-- EXERCISE REQUIREMENTS --
Produce the listing below again, exactly as shown.
** Begin RECORD SET **
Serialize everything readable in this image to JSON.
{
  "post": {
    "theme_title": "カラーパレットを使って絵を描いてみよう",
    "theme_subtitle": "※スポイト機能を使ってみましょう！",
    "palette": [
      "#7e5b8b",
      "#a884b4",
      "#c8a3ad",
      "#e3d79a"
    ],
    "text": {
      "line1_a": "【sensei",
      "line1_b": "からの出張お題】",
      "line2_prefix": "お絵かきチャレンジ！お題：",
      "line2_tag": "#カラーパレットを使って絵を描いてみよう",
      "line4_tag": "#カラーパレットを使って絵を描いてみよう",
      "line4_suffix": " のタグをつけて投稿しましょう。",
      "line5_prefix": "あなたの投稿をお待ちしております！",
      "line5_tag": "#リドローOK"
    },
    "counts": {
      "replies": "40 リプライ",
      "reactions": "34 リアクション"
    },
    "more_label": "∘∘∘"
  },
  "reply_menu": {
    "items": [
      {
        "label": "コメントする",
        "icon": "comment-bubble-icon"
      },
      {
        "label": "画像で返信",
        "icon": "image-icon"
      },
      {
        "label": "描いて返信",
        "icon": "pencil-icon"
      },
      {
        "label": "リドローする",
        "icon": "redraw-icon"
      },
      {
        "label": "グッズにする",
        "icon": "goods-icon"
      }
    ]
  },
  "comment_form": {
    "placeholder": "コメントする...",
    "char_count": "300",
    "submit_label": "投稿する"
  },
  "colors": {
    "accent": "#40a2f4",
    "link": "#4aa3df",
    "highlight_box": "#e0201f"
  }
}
** End RECORD SET **
-- EXERCISE RESPONSE --
Serialize everything readable in this image to JSON.
{
  "post": {
    "theme_title": "カラーパレットを使って絵を描いてみよう",
    "theme_subtitle": "※スポイト機能を使ってみましょう！",
    "palette": [
      "#7e5b8b",
      "#a884b4",
      "#c8a3ad",
      "#e3d79a"
    ],
    "text": {
      "line1_a": "【sensei",
      "line1_b": "からの出張お題】",
      "line2_prefix": "お絵かきチャレンジ！お題：",
      "line2_tag": "#カラーパレットを使って絵を描いてみよう",
      "line4_tag": "#カラーパレットを使って絵を描いてみよう",
      "line4_suffix": " のタグをつけて投稿しましょう。",
      "line5_prefix": "あなたの投稿をお待ちしております！",
      "line5_tag": "#リドローOK"
    },
    "counts": {
      "replies": "40 リプライ",
      "reactions": "34 リアクション"
    },
    "more_label": "∘∘∘"
  },
  "reply_menu": {
    "items": [
      {
        "label": "コメントする",
        "icon": "comment-bubble-icon"
      },
      {
        "label": "画像で返信",
        "icon": "image-icon"
      },
      {
        "label": "描いて返信",
        "icon": "pencil-icon"
      },
      {
        "label": "リドローする",
        "icon": "redraw-icon"
      },
      {
        "label": "グッズにする",
        "icon": "goods-icon"
      }
    ]
  },
  "comment_form": {
    "placeholder": "コメントする...",
    "char_count": "300",
    "submit_label": "投稿する"
  },
  "colors": {
    "accent": "#40a2f4",
    "link": "#4aa3df",
    "highlight_box": "#e0201f"
  }
}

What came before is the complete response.